Answer with nothing but the number of lines that include the word "nostrae".

## Data for this task:
========

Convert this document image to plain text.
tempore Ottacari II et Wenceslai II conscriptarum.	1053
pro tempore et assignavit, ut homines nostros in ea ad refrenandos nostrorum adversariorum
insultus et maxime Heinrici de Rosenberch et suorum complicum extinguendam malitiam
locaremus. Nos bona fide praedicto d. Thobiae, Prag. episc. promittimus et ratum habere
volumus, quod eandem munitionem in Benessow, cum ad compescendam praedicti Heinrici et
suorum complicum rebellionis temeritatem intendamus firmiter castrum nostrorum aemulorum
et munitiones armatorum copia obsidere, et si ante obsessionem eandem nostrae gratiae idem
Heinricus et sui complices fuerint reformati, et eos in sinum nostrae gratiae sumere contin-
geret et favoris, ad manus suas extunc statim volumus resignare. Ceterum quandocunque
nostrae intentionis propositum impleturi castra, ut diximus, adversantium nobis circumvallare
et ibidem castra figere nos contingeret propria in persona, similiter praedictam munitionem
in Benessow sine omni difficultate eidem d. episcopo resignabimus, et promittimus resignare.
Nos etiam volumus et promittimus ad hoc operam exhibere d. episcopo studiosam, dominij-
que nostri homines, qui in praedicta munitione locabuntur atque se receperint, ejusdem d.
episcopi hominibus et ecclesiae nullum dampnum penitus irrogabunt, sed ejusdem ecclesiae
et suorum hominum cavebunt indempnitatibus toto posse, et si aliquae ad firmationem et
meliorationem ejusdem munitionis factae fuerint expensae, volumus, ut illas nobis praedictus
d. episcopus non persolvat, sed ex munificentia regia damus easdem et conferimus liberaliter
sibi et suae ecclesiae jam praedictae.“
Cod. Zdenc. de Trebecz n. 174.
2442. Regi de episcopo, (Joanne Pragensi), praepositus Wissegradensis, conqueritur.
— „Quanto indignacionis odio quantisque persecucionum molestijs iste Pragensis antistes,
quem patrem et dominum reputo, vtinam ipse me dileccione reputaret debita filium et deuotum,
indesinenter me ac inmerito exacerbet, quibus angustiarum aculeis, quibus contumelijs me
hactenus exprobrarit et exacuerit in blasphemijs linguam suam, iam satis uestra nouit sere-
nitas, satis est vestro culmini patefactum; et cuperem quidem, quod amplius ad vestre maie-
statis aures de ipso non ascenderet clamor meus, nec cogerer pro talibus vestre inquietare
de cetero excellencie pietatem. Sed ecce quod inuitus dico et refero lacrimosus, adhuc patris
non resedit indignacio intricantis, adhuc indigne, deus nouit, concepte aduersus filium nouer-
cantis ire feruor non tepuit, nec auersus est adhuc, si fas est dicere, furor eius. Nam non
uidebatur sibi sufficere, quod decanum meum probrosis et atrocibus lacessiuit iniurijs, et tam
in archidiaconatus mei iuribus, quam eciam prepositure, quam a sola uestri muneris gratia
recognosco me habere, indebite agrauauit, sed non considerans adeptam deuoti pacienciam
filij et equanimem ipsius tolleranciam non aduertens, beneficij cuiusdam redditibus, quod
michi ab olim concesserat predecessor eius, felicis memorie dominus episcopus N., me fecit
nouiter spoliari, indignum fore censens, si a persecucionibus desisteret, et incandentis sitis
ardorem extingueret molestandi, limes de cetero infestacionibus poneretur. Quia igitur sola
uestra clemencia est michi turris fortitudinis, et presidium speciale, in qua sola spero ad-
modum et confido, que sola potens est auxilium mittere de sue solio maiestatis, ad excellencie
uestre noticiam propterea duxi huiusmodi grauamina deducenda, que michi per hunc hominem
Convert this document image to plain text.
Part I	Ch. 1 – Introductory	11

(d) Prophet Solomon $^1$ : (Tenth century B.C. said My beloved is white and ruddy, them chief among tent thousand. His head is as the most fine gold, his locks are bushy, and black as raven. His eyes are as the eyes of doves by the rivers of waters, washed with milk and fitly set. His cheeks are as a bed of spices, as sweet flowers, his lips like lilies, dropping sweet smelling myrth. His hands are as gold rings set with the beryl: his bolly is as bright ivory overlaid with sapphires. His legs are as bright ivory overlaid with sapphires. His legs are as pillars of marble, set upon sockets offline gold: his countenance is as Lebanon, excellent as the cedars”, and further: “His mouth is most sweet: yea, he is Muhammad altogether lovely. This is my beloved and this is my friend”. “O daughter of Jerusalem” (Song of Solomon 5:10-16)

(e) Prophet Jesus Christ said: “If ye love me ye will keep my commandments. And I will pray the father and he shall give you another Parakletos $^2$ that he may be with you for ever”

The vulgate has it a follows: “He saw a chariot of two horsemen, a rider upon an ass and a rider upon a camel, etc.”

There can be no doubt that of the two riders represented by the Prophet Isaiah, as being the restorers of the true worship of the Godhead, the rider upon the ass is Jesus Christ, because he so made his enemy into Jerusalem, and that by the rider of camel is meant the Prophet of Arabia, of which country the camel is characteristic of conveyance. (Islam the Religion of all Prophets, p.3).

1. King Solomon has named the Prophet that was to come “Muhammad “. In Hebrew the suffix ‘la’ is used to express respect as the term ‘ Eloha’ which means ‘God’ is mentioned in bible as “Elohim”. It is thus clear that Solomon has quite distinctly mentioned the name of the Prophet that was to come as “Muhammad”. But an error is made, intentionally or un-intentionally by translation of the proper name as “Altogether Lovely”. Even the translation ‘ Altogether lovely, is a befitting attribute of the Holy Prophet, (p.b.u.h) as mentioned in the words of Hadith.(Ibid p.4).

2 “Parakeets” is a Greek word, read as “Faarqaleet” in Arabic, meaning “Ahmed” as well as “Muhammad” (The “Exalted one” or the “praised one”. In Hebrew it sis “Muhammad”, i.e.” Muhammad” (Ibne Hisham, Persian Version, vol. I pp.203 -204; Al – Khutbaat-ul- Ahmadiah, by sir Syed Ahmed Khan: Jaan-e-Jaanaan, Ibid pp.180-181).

========

## Solved exercise:
3